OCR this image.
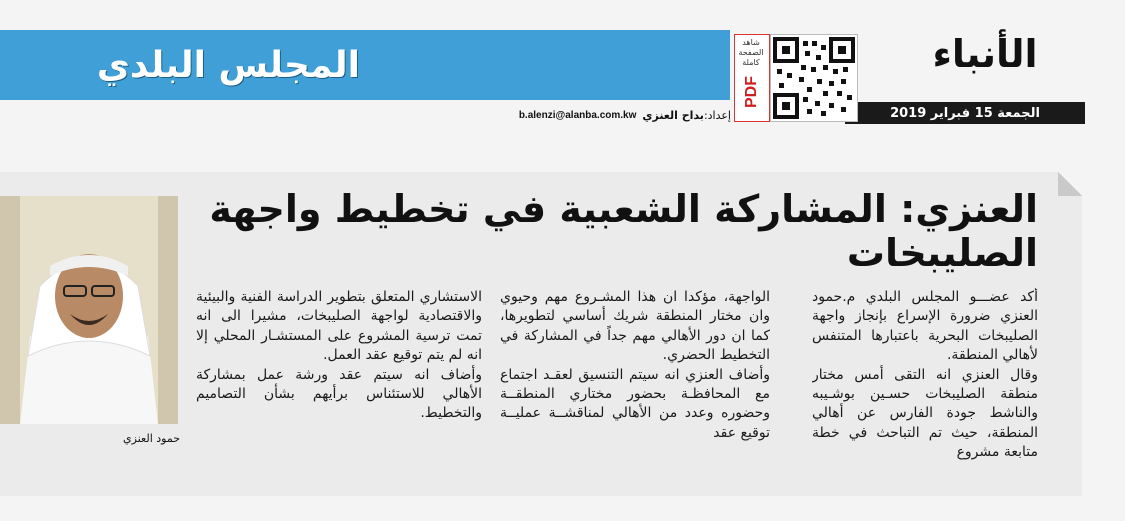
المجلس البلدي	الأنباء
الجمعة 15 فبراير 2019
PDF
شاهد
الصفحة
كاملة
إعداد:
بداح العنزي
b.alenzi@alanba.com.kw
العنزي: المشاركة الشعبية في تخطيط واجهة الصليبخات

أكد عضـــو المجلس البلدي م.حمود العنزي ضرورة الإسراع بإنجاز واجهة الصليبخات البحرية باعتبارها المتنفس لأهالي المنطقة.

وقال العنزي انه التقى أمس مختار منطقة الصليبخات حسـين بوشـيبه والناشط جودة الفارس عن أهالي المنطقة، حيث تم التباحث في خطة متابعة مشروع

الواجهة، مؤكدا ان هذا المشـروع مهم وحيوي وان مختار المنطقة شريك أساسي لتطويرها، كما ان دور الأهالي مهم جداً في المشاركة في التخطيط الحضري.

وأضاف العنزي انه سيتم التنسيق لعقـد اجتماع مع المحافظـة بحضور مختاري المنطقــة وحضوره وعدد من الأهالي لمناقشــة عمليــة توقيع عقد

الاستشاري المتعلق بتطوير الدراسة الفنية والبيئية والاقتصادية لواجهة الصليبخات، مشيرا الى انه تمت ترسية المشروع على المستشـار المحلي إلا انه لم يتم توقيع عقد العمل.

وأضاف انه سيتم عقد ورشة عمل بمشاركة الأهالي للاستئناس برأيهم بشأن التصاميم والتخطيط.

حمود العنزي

——————

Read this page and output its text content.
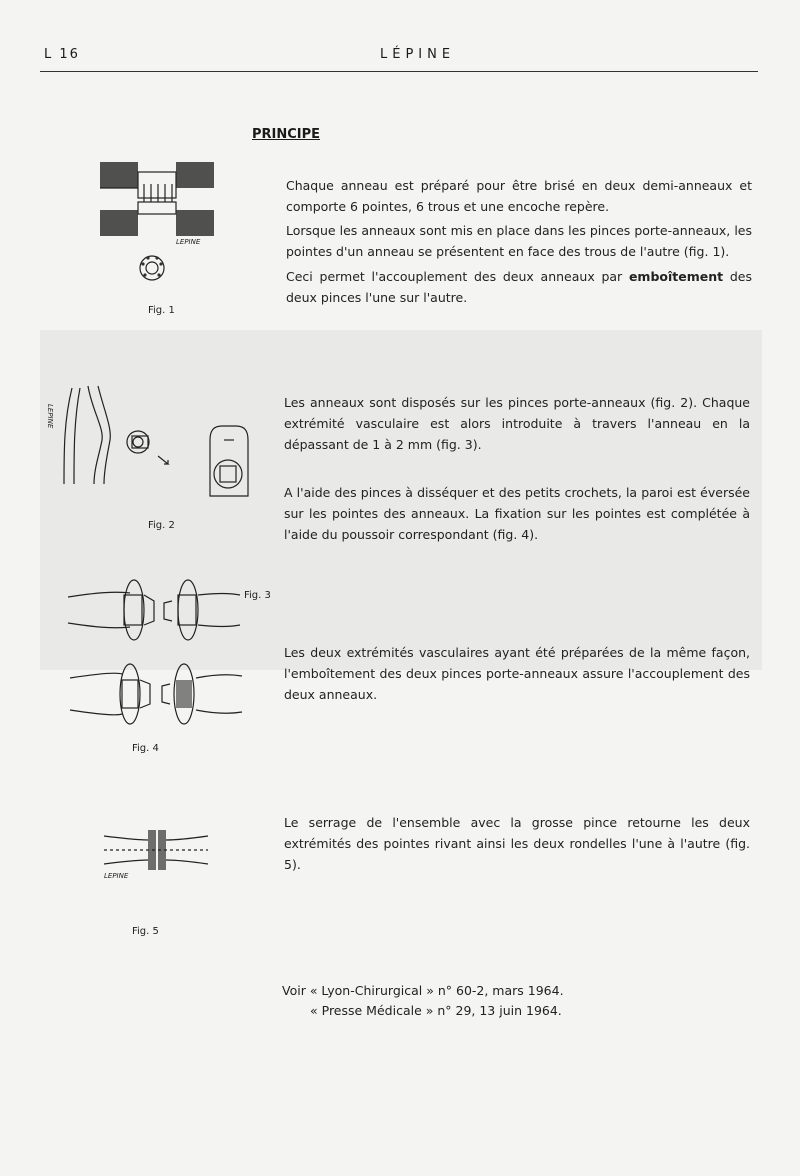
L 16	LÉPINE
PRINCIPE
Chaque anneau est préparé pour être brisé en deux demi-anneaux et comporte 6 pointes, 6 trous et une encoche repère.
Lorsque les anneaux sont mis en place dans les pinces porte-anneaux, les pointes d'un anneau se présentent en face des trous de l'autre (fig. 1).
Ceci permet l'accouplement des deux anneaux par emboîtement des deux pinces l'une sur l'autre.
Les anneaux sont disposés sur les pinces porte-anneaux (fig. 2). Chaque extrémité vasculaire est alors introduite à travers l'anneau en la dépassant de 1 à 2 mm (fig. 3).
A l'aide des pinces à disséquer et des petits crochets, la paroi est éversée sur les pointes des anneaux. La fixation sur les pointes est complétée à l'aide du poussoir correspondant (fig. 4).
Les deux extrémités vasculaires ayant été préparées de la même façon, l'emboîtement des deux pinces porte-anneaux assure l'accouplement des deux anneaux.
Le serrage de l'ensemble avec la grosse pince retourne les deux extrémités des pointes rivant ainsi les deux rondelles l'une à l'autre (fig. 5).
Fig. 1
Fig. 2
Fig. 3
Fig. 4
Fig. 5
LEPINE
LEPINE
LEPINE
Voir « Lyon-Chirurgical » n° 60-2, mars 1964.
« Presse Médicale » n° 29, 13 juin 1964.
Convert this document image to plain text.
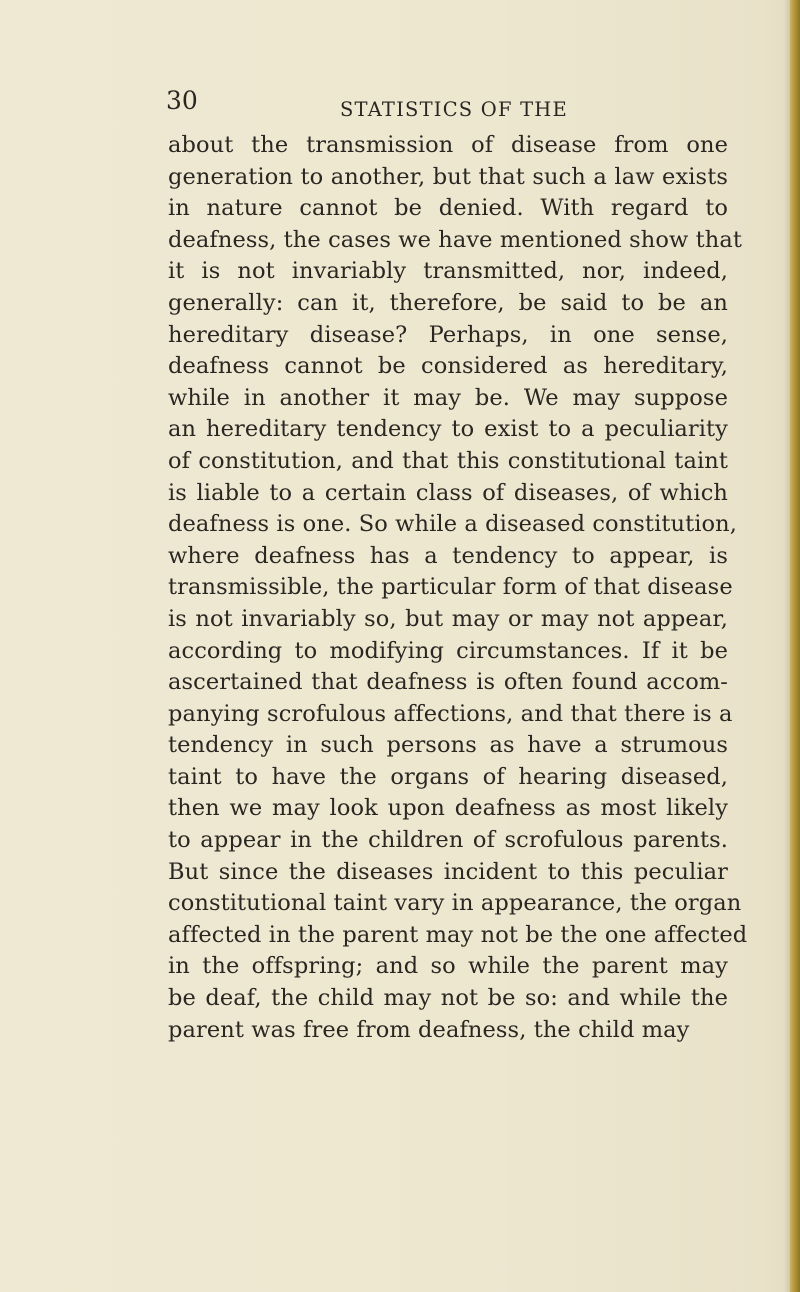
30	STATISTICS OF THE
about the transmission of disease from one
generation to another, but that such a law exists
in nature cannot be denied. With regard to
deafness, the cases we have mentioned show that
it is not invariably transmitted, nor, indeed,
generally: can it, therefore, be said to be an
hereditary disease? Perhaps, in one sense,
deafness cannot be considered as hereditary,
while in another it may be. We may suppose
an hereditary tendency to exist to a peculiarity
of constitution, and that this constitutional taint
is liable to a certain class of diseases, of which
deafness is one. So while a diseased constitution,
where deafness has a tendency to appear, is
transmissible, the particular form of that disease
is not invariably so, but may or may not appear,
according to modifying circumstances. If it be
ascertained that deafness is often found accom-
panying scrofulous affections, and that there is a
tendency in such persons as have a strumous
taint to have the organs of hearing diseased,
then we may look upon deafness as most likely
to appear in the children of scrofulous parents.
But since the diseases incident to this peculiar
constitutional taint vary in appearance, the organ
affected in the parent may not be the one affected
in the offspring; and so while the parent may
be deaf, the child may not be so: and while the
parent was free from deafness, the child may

——————

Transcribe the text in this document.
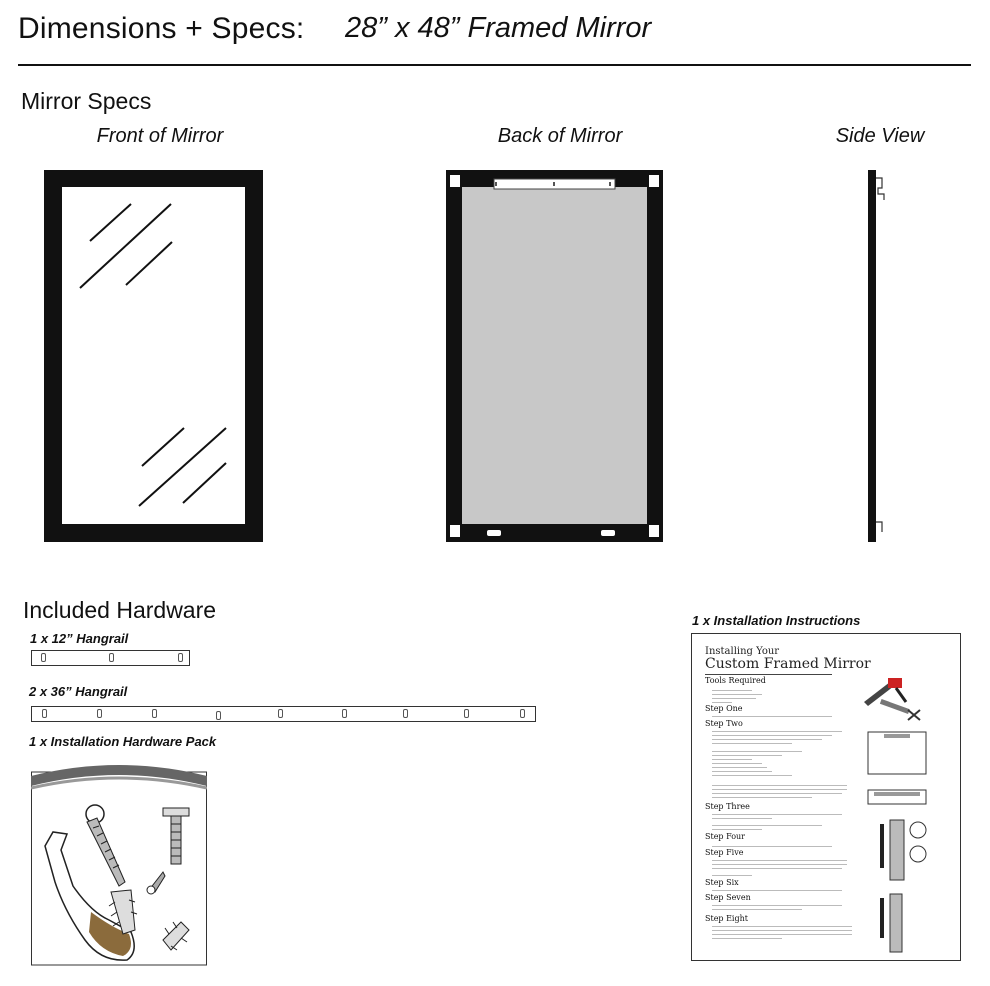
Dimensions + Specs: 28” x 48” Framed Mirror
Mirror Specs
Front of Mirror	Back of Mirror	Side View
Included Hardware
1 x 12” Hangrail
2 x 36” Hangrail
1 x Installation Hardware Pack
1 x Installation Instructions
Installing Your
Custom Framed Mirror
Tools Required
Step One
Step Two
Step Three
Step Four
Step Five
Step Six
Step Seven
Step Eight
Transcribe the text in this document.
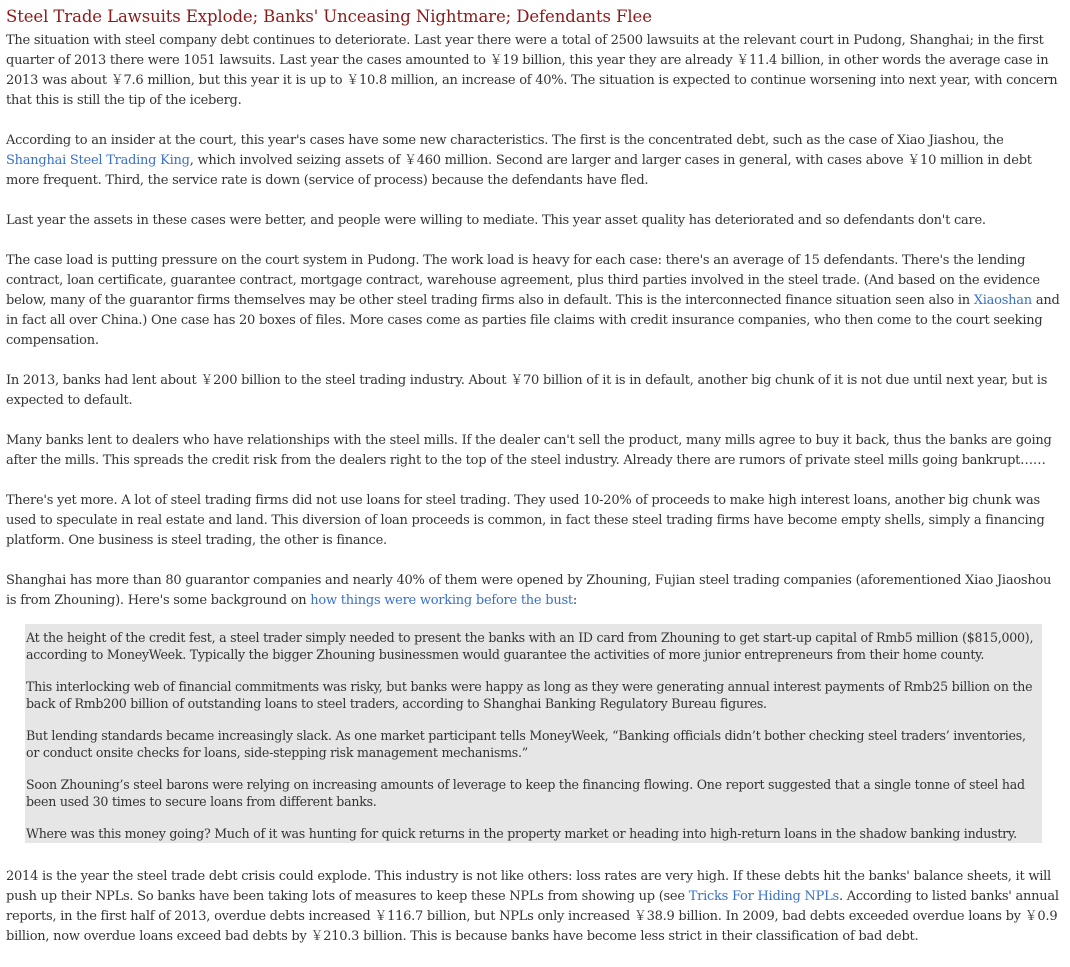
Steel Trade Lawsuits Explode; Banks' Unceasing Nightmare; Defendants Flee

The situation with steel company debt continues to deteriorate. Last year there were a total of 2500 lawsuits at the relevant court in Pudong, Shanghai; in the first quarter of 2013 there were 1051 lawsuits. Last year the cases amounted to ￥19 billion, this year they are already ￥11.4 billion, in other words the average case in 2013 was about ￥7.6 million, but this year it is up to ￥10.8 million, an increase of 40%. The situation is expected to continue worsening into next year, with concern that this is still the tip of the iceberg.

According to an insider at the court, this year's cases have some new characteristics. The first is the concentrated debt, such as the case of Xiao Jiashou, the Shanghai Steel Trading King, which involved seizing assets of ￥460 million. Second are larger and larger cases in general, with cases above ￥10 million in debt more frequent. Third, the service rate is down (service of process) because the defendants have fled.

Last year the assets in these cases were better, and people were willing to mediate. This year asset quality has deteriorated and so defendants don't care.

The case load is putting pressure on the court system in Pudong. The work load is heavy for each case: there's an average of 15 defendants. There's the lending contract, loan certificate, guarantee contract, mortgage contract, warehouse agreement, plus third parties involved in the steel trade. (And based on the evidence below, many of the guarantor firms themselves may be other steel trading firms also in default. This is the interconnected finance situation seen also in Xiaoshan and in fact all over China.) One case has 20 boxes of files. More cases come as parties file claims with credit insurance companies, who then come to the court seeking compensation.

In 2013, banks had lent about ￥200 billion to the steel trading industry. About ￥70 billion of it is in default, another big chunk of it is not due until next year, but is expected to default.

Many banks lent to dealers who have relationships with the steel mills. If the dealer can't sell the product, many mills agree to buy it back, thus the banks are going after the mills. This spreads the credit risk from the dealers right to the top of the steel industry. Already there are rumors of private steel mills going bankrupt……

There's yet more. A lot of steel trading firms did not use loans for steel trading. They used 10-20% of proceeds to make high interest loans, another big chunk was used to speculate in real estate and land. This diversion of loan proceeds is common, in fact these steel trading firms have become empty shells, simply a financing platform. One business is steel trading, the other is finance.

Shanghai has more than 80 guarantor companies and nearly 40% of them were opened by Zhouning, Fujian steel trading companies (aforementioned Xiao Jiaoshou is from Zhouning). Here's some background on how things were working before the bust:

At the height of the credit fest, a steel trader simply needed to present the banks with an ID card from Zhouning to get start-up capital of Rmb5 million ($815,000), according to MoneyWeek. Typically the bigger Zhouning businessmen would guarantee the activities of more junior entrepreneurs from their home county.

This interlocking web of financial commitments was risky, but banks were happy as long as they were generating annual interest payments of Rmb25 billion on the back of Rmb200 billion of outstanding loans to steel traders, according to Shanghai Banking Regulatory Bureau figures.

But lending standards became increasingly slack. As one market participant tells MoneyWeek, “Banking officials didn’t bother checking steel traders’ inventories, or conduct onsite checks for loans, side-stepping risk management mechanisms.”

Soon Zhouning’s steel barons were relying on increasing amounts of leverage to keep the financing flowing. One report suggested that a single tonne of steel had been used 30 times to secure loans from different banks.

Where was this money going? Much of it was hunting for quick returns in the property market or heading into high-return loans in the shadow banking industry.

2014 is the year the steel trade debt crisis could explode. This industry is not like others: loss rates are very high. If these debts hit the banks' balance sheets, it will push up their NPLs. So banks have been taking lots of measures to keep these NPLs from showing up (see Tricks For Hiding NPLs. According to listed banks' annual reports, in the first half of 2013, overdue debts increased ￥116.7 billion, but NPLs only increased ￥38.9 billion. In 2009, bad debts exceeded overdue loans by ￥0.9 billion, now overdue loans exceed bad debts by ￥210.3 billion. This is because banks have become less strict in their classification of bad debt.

——————

* Work required
Pick out every line above that contains the word "extrémités" and copy it.

* Exercise result
Les deux extrémités vasculaires ayant été préparées de la même façon, l'emboîtement des deux pinces porte-anneaux assure l'accouplement des deux anneaux.
Le serrage de l'ensemble avec la grosse pince retourne les deux extrémités des pointes rivant ainsi les deux rondelles l'une à l'autre (fig. 5).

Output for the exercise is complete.